=== Prompt ===
Leave out the pictures and repeat every record exactly.

=== Given data ===
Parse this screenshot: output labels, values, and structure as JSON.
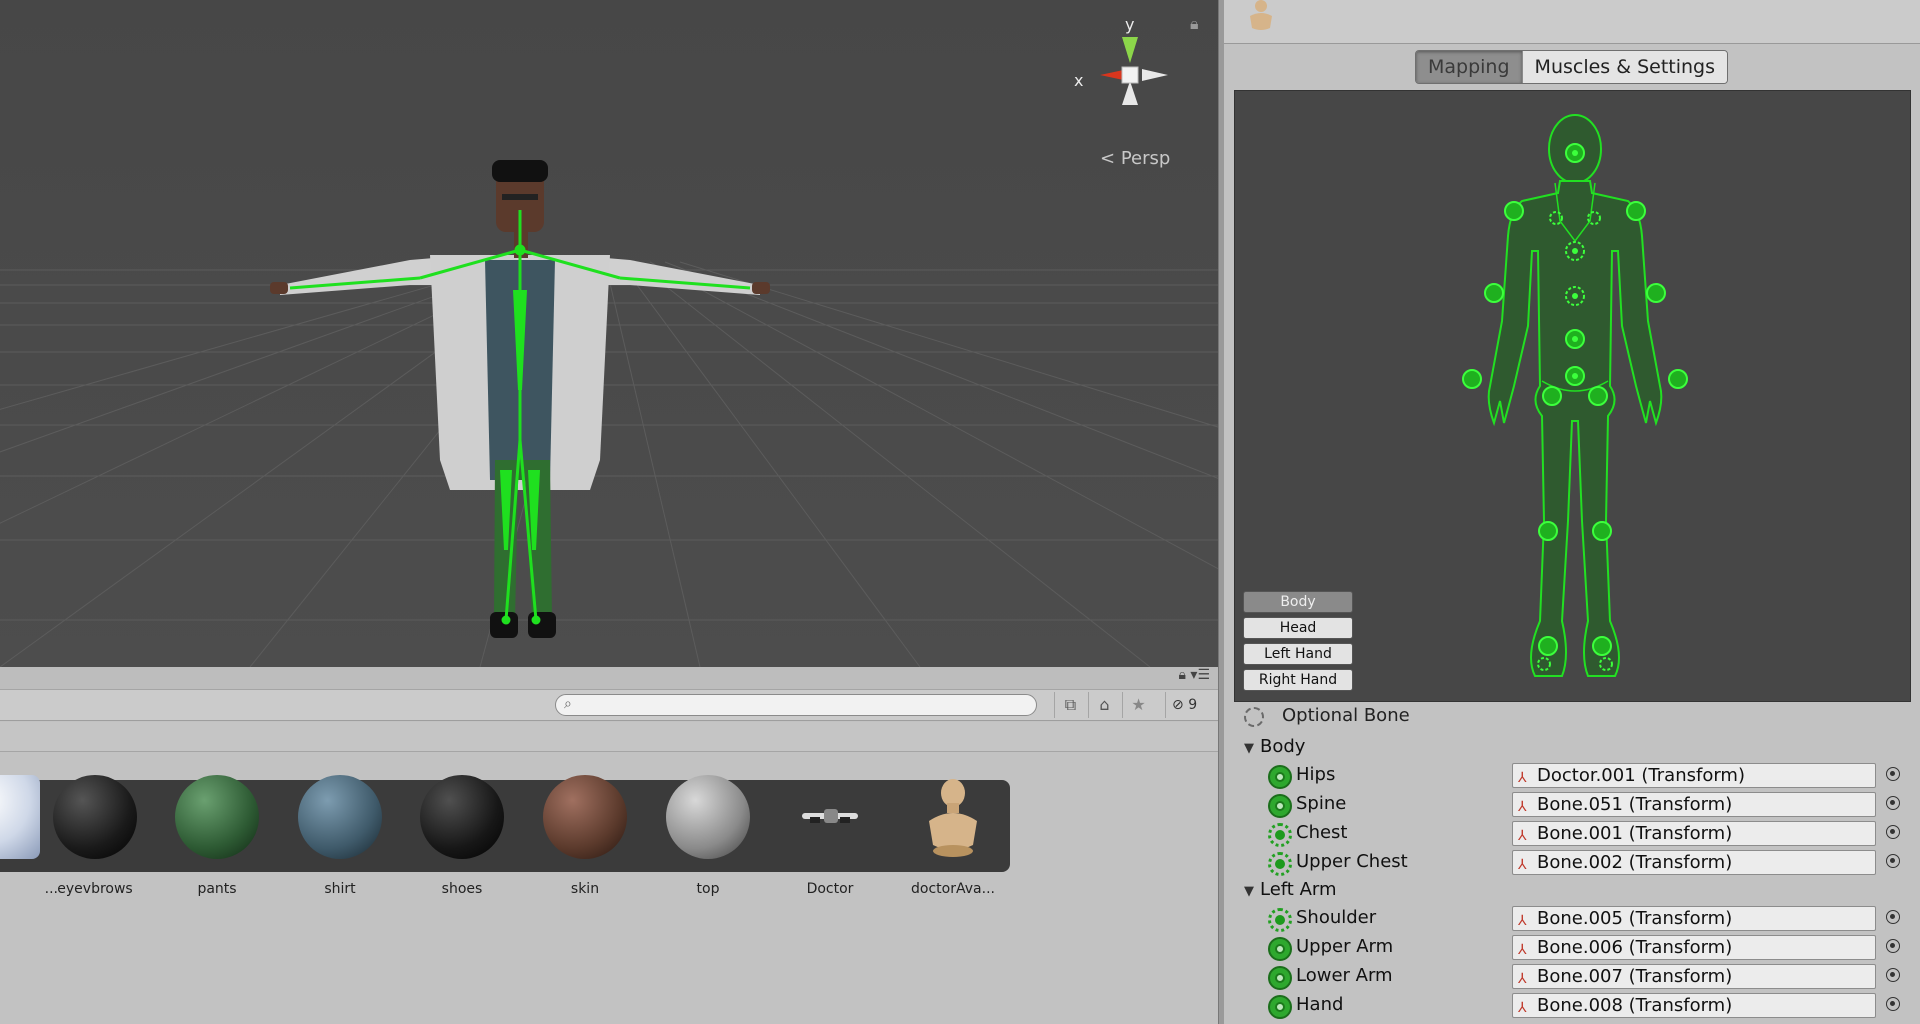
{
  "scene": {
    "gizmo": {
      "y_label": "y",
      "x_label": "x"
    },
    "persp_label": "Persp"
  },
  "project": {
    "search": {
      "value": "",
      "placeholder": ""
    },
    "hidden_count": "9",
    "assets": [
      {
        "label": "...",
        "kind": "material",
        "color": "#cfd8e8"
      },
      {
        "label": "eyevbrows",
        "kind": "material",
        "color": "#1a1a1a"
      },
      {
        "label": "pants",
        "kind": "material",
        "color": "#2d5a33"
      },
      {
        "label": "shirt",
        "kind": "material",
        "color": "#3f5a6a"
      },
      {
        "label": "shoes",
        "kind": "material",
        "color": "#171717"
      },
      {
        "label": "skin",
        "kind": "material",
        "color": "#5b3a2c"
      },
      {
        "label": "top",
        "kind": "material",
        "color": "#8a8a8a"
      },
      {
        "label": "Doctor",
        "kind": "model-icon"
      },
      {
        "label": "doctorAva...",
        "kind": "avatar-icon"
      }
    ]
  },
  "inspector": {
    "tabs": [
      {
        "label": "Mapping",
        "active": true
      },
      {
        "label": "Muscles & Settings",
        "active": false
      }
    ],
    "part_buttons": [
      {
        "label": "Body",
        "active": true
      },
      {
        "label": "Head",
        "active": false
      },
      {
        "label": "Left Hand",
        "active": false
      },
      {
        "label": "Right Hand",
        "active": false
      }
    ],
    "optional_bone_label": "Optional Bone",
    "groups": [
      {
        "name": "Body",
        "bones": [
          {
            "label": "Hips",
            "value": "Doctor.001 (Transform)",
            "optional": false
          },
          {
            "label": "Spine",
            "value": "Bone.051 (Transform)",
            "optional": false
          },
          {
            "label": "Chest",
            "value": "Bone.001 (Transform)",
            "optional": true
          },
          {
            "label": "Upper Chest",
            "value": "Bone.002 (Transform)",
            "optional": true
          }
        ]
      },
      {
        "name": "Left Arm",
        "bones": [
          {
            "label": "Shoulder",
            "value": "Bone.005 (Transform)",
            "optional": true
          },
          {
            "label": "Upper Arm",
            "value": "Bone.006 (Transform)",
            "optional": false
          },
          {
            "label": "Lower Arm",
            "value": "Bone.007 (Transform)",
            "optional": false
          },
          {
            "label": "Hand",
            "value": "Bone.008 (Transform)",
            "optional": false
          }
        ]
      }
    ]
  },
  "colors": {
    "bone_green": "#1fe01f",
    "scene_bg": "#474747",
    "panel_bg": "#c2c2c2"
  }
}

=== Solution to the exercise ===
Parse this screenshot: output labels, values, and structure as JSON.
{
  "scene": {
    "gizmo": {
      "y_label": "y",
      "x_label": "x"
    },
    "persp_label": "Persp"
  },
  "project": {
    "search": {
      "value": "",
      "placeholder": ""
    },
    "hidden_count": "9",
    "assets": [
      {
        "label": "...",
        "kind": "material",
        "color": "#cfd8e8"
      },
      {
        "label": "eyevbrows",
        "kind": "material",
        "color": "#1a1a1a"
      },
      {
        "label": "pants",
        "kind": "material",
        "color": "#2d5a33"
      },
      {
        "label": "shirt",
        "kind": "material",
        "color": "#3f5a6a"
      },
      {
        "label": "shoes",
        "kind": "material",
        "color": "#171717"
      },
      {
        "label": "skin",
        "kind": "material",
        "color": "#5b3a2c"
      },
      {
        "label": "top",
        "kind": "material",
        "color": "#8a8a8a"
      },
      {
        "label": "Doctor",
        "kind": "model-icon"
      },
      {
        "label": "doctorAva...",
        "kind": "avatar-icon"
      }
    ]
  },
  "inspector": {
    "tabs": [
      {
        "label": "Mapping",
        "active": true
      },
      {
        "label": "Muscles & Settings",
        "active": false
      }
    ],
    "part_buttons": [
      {
        "label": "Body",
        "active": true
      },
      {
        "label": "Head",
        "active": false
      },
      {
        "label": "Left Hand",
        "active": false
      },
      {
        "label": "Right Hand",
        "active": false
      }
    ],
    "optional_bone_label": "Optional Bone",
    "groups": [
      {
        "name": "Body",
        "bones": [
          {
            "label": "Hips",
            "value": "Doctor.001 (Transform)",
            "optional": false
          },
          {
            "label": "Spine",
            "value": "Bone.051 (Transform)",
            "optional": false
          },
          {
            "label": "Chest",
            "value": "Bone.001 (Transform)",
            "optional": true
          },
          {
            "label": "Upper Chest",
            "value": "Bone.002 (Transform)",
            "optional": true
          }
        ]
      },
      {
        "name": "Left Arm",
        "bones": [
          {
            "label": "Shoulder",
            "value": "Bone.005 (Transform)",
            "optional": true
          },
          {
            "label": "Upper Arm",
            "value": "Bone.006 (Transform)",
            "optional": false
          },
          {
            "label": "Lower Arm",
            "value": "Bone.007 (Transform)",
            "optional": false
          },
          {
            "label": "Hand",
            "value": "Bone.008 (Transform)",
            "optional": false
          }
        ]
      }
    ]
  },
  "colors": {
    "bone_green": "#1fe01f",
    "scene_bg": "#474747",
    "panel_bg": "#c2c2c2"
  }
}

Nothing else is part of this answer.